Problem statement – Copy out each line that includes the word "Triệu".
* BEGIN Supplied material *
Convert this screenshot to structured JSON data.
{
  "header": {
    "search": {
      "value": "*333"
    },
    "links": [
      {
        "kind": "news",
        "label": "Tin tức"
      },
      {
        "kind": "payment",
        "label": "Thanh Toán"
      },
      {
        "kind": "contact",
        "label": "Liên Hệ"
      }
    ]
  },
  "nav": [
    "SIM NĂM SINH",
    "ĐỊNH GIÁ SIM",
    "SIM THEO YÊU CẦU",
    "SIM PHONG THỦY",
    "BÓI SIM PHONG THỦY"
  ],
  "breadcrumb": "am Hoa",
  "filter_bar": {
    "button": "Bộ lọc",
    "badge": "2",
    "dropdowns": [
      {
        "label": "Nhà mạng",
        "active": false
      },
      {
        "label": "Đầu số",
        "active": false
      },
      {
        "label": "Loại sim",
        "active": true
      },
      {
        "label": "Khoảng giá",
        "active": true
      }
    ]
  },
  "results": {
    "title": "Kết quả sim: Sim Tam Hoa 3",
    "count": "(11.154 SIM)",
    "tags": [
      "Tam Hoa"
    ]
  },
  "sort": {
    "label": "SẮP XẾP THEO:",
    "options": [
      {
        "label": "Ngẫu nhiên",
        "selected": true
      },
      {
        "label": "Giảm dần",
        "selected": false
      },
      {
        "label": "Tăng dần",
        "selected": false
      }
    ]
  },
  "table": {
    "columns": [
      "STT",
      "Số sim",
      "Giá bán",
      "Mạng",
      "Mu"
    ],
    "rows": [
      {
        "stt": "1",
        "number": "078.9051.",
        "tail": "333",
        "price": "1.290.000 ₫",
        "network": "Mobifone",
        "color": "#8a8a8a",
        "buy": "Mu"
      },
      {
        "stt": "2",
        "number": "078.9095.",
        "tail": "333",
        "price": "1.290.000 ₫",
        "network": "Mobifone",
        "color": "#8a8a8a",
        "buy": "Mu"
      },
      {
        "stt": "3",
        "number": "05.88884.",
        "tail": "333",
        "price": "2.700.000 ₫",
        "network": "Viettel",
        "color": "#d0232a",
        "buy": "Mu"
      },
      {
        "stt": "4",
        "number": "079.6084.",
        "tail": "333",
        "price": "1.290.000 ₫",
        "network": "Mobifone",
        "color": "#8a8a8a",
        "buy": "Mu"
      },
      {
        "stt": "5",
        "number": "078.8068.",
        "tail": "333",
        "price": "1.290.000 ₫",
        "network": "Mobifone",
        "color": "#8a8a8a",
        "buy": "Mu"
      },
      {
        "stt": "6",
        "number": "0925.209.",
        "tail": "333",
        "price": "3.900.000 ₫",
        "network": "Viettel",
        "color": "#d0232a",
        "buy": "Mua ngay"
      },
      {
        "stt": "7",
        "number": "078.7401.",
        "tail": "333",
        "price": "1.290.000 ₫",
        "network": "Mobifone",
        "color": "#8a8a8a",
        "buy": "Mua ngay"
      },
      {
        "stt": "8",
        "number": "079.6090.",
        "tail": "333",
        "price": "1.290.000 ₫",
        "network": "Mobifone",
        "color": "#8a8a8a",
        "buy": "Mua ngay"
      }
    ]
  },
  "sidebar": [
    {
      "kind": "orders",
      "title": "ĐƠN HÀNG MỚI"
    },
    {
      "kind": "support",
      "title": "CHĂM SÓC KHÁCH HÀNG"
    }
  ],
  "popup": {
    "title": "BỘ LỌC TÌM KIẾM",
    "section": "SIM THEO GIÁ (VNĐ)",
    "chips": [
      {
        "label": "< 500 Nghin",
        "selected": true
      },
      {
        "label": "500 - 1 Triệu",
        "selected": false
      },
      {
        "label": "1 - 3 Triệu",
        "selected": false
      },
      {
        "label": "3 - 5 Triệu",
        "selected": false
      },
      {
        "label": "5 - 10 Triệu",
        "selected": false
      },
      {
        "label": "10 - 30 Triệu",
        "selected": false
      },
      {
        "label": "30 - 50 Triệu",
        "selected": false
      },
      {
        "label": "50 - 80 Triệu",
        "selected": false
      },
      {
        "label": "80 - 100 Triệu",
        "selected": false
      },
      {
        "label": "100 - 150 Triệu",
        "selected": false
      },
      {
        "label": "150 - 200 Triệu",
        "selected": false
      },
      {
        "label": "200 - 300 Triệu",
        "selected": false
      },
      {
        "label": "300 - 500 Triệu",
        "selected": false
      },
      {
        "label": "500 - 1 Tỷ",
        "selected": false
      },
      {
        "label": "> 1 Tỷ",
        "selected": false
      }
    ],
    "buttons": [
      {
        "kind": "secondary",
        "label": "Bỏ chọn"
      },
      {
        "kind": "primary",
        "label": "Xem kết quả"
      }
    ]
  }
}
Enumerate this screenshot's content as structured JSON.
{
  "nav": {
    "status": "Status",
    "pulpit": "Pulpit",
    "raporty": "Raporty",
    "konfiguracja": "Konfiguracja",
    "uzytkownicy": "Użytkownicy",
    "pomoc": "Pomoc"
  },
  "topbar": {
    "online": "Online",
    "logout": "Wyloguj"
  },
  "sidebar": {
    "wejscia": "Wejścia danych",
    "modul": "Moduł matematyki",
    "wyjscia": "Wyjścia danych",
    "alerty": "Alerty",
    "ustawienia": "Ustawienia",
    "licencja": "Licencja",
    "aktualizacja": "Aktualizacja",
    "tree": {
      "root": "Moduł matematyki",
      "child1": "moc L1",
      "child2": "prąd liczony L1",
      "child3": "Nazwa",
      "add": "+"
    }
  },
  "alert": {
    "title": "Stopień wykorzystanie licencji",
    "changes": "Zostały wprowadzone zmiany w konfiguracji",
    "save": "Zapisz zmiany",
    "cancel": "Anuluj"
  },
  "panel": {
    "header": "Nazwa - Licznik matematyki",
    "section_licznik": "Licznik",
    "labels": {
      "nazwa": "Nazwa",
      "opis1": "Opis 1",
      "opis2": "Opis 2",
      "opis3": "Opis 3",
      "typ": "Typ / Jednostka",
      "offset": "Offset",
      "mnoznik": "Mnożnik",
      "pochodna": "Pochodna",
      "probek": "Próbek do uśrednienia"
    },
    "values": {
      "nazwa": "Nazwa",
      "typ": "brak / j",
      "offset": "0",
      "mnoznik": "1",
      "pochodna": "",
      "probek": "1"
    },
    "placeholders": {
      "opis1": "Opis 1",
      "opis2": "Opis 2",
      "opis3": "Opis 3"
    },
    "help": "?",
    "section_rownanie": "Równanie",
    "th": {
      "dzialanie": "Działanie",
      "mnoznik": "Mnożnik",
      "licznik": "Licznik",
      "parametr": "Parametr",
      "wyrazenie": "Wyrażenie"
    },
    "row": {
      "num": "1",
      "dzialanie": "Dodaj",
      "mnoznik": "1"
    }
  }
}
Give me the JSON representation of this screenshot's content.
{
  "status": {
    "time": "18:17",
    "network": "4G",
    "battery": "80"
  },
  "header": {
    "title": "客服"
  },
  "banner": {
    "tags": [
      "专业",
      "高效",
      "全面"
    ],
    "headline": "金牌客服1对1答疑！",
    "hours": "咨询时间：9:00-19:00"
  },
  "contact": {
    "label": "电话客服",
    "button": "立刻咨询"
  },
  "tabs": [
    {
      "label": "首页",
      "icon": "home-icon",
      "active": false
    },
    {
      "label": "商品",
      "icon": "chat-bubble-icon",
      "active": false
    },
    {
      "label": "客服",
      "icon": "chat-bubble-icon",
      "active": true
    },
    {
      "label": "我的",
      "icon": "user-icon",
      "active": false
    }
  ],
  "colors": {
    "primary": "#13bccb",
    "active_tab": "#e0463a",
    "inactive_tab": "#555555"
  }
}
* END Supplied material *
Task response –
        "label": "500 - 1 Triệu",
        "label": "1 - 3 Triệu",
        "label": "3 - 5 Triệu",
        "label": "5 - 10 Triệu",
        "label": "10 - 30 Triệu",
        "label": "30 - 50 Triệu",
        "label": "50 - 80 Triệu",
        "label": "80 - 100 Triệu",
        "label": "100 - 150 Triệu",
        "label": "150 - 200 Triệu",
        "label": "200 - 300 Triệu",
        "label": "300 - 500 Triệu",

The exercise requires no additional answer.